What is being asked:
Where a line contains the word "name", copy that line.

Given information:

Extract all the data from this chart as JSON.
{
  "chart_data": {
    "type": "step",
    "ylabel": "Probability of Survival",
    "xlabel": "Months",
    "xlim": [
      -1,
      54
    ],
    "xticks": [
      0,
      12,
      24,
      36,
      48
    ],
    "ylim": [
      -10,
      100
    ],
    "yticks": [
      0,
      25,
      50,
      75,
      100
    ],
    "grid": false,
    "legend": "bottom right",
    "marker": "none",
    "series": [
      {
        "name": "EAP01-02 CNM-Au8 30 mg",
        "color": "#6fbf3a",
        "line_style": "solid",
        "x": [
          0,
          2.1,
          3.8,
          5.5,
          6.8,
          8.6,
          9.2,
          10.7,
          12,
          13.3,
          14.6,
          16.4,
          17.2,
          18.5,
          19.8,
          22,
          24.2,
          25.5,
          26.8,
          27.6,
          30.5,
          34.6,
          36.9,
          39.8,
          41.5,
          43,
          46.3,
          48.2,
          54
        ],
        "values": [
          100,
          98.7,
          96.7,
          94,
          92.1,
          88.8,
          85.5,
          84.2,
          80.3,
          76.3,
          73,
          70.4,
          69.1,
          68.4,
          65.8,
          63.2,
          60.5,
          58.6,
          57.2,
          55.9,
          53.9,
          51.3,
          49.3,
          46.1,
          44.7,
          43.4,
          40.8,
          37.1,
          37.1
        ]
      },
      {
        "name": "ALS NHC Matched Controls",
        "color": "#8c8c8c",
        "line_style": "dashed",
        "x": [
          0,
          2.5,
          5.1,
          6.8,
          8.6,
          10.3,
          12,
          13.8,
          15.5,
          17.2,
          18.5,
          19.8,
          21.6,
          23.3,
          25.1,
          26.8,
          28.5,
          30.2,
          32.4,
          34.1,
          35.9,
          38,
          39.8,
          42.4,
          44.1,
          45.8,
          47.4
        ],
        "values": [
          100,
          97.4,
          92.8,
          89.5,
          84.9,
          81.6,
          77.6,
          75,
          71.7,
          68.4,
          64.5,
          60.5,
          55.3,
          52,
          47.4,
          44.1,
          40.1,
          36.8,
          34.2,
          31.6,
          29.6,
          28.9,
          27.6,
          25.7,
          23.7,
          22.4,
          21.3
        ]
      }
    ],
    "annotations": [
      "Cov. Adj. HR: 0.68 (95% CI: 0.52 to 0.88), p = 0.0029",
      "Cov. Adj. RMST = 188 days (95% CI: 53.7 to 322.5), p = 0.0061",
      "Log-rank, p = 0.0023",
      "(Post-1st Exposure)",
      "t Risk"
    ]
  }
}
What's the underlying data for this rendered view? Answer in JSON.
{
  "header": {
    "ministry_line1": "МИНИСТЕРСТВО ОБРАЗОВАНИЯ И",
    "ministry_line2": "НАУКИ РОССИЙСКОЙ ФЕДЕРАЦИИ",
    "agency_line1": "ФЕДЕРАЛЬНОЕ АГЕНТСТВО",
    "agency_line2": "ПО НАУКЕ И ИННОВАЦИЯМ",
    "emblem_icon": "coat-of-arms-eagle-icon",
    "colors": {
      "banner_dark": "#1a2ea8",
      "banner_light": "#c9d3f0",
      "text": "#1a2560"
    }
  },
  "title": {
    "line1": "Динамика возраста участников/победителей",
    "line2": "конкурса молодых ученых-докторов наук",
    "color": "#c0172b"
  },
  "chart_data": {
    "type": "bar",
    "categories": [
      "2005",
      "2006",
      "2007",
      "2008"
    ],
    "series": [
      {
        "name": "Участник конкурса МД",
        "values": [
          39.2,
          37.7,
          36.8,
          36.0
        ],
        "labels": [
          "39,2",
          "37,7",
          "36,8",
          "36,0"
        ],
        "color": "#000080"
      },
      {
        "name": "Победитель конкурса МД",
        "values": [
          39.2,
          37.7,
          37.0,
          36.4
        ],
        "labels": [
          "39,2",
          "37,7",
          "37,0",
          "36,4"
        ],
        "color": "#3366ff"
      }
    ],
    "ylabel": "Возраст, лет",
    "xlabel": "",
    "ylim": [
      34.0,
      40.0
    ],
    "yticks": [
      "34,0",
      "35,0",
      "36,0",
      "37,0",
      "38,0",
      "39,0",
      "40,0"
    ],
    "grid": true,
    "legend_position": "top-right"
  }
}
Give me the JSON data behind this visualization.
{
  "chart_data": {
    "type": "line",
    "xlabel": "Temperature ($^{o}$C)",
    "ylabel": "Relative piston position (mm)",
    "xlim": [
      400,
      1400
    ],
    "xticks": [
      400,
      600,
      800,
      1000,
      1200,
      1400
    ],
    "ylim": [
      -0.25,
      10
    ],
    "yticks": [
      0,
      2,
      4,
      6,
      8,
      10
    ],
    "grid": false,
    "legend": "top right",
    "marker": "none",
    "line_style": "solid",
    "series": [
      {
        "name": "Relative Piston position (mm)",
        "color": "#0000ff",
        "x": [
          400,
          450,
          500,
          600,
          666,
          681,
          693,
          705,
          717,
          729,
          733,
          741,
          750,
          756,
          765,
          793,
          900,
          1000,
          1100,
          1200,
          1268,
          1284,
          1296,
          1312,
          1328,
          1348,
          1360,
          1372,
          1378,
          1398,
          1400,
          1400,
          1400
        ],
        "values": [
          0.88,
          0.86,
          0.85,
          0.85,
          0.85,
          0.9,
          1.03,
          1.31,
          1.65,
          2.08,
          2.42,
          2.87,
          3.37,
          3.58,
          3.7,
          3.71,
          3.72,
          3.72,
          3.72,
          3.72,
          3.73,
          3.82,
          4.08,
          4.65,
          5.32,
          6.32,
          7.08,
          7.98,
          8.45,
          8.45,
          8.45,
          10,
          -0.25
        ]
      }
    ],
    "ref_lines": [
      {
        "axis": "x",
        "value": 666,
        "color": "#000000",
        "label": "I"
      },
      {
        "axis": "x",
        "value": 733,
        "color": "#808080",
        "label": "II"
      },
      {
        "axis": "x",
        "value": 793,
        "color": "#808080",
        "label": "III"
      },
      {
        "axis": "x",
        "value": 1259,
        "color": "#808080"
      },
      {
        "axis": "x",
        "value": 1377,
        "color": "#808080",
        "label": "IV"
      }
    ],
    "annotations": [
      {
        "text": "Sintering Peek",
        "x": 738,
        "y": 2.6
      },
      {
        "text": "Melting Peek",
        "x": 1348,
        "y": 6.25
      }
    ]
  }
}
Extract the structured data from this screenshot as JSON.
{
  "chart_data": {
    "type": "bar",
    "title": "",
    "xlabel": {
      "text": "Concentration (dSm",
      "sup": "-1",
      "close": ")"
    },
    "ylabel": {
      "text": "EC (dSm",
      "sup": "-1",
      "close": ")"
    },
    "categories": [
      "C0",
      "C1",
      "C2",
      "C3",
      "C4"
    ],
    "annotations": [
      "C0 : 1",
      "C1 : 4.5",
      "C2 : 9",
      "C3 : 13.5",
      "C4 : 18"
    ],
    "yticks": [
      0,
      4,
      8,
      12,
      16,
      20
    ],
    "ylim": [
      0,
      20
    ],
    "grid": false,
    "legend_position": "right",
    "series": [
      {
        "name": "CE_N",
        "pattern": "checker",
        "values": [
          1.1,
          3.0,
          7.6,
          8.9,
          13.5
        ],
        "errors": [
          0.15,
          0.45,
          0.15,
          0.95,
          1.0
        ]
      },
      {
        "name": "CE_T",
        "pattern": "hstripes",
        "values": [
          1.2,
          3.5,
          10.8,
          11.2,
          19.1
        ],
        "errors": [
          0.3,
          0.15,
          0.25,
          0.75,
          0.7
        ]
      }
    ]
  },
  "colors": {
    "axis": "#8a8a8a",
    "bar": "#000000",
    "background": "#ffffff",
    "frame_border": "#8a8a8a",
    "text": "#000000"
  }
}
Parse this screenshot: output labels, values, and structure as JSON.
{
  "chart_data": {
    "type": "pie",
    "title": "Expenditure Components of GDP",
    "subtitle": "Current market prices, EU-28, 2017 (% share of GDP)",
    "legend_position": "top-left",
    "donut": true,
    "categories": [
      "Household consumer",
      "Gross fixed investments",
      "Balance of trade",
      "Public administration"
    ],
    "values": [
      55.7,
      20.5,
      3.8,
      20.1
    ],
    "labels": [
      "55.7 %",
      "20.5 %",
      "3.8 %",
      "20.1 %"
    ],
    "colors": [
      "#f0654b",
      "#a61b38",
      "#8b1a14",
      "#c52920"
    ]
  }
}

Response to this exercise:
        "name": "EAP01-02 CNM-Au8 30 mg",
        "name": "ALS NHC Matched Controls",
        "name": "Участник конкурса МД",
        "name": "Победитель конкурса МД",
        "name": "Relative Piston position (mm)",
        "name": "CE_N",
        "name": "CE_T",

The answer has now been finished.